§ Data provided:

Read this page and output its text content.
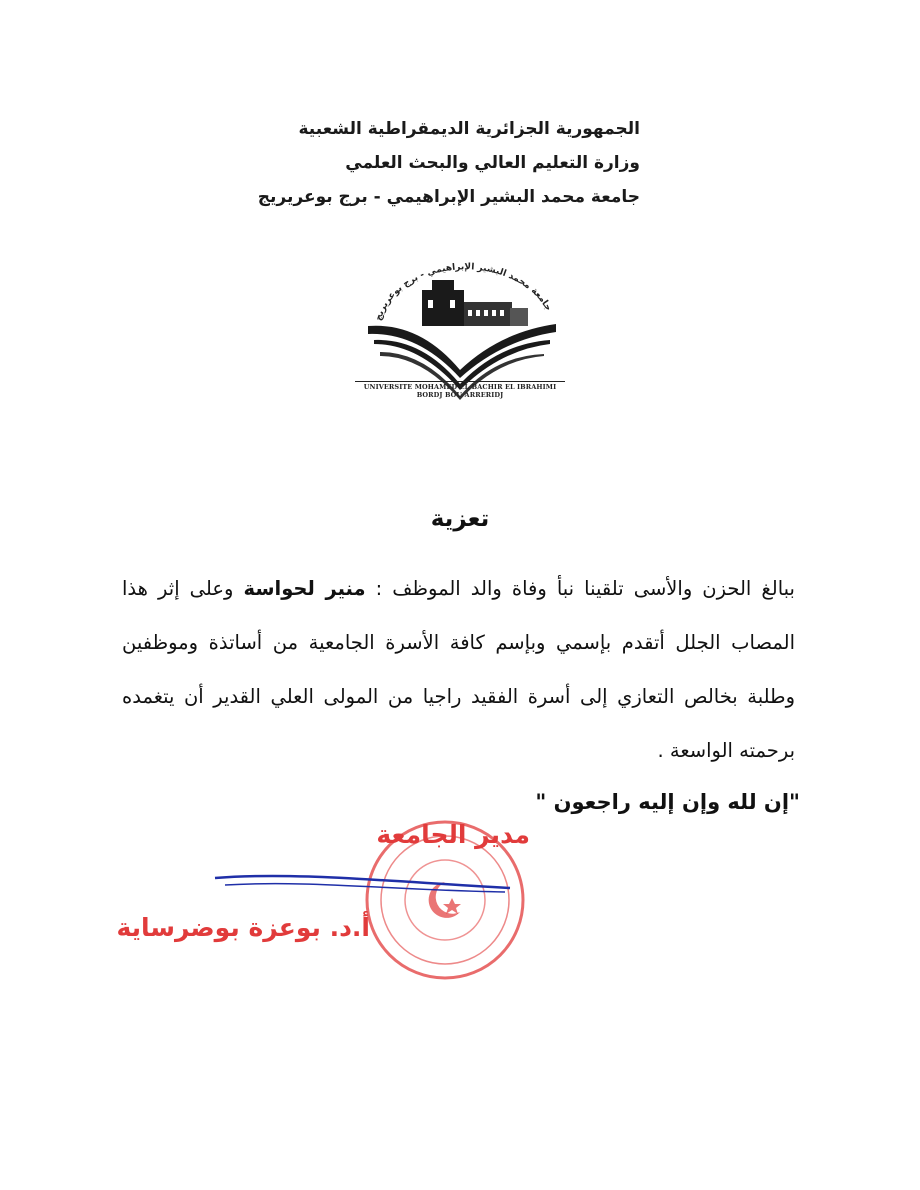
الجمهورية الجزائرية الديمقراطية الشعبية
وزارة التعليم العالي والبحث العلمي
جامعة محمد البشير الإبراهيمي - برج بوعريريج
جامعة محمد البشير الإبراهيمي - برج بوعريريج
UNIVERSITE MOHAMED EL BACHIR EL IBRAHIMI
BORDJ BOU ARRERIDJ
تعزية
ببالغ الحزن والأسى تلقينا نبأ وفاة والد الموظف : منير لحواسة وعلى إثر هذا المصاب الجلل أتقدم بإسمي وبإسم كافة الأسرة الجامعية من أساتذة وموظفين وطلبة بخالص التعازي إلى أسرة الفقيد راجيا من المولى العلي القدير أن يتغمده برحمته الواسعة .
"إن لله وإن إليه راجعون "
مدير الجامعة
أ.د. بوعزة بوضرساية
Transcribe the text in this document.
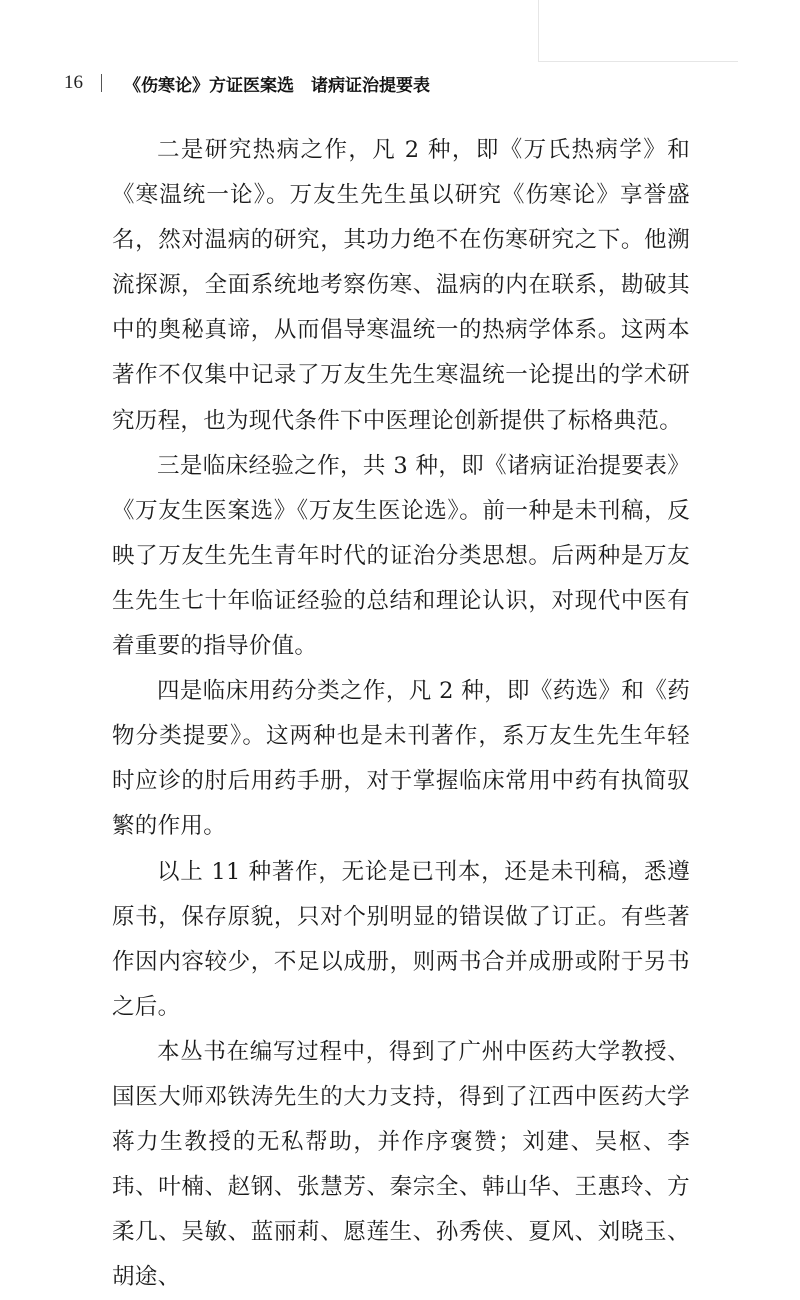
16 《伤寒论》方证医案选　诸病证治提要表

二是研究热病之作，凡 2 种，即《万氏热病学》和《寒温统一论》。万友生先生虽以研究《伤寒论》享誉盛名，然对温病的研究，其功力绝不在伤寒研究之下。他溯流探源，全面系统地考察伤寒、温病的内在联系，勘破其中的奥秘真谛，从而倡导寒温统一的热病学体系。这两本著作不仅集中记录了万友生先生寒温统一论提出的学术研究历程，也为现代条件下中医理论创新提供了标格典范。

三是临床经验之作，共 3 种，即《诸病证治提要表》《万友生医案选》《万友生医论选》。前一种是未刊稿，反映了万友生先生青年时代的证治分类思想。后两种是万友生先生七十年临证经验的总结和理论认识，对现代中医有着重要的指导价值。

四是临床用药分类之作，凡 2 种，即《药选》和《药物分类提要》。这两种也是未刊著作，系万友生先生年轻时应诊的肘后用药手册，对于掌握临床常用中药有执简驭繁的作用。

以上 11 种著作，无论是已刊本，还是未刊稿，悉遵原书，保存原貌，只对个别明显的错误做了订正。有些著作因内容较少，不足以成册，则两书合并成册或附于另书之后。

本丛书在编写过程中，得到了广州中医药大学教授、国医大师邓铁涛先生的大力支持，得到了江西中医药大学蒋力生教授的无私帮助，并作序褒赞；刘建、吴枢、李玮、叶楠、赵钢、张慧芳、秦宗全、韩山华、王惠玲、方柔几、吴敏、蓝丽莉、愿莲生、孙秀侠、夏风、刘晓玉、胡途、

§ Required task:
Output the entries above exactly. Drop the pictures.

§ Solved exercise:
Read this page and output its text content.
الجمهورية الجزائرية الديمقراطية الشعبية
وزارة التعليم العالي والبحث العلمي
جامعة محمد البشير الإبراهيمي - برج بوعريريج
جامعة محمد البشير الإبراهيمي - برج بوعريريج
UNIVERSITE MOHAMED EL BACHIR EL IBRAHIMI
BORDJ BOU ARRERIDJ
تعزية
ببالغ الحزن والأسى تلقينا نبأ وفاة والد الموظف : منير لحواسة وعلى إثر هذا المصاب الجلل أتقدم بإسمي وبإسم كافة الأسرة الجامعية من أساتذة وموظفين وطلبة بخالص التعازي إلى أسرة الفقيد راجيا من المولى العلي القدير أن يتغمده برحمته الواسعة .
"إن لله وإن إليه راجعون "
مدير الجامعة
أ.د. بوعزة بوضرساية
Transcribe the text in this document.
16 《伤寒论》方证医案选　诸病证治提要表

二是研究热病之作，凡 2 种，即《万氏热病学》和《寒温统一论》。万友生先生虽以研究《伤寒论》享誉盛名，然对温病的研究，其功力绝不在伤寒研究之下。他溯流探源，全面系统地考察伤寒、温病的内在联系，勘破其中的奥秘真谛，从而倡导寒温统一的热病学体系。这两本著作不仅集中记录了万友生先生寒温统一论提出的学术研究历程，也为现代条件下中医理论创新提供了标格典范。

三是临床经验之作，共 3 种，即《诸病证治提要表》《万友生医案选》《万友生医论选》。前一种是未刊稿，反映了万友生先生青年时代的证治分类思想。后两种是万友生先生七十年临证经验的总结和理论认识，对现代中医有着重要的指导价值。

四是临床用药分类之作，凡 2 种，即《药选》和《药物分类提要》。这两种也是未刊著作，系万友生先生年轻时应诊的肘后用药手册，对于掌握临床常用中药有执简驭繁的作用。

以上 11 种著作，无论是已刊本，还是未刊稿，悉遵原书，保存原貌，只对个别明显的错误做了订正。有些著作因内容较少，不足以成册，则两书合并成册或附于另书之后。

本丛书在编写过程中，得到了广州中医药大学教授、国医大师邓铁涛先生的大力支持，得到了江西中医药大学蒋力生教授的无私帮助，并作序褒赞；刘建、吴枢、李玮、叶楠、赵钢、张慧芳、秦宗全、韩山华、王惠玲、方柔几、吴敏、蓝丽莉、愿莲生、孙秀侠、夏风、刘晓玉、胡途、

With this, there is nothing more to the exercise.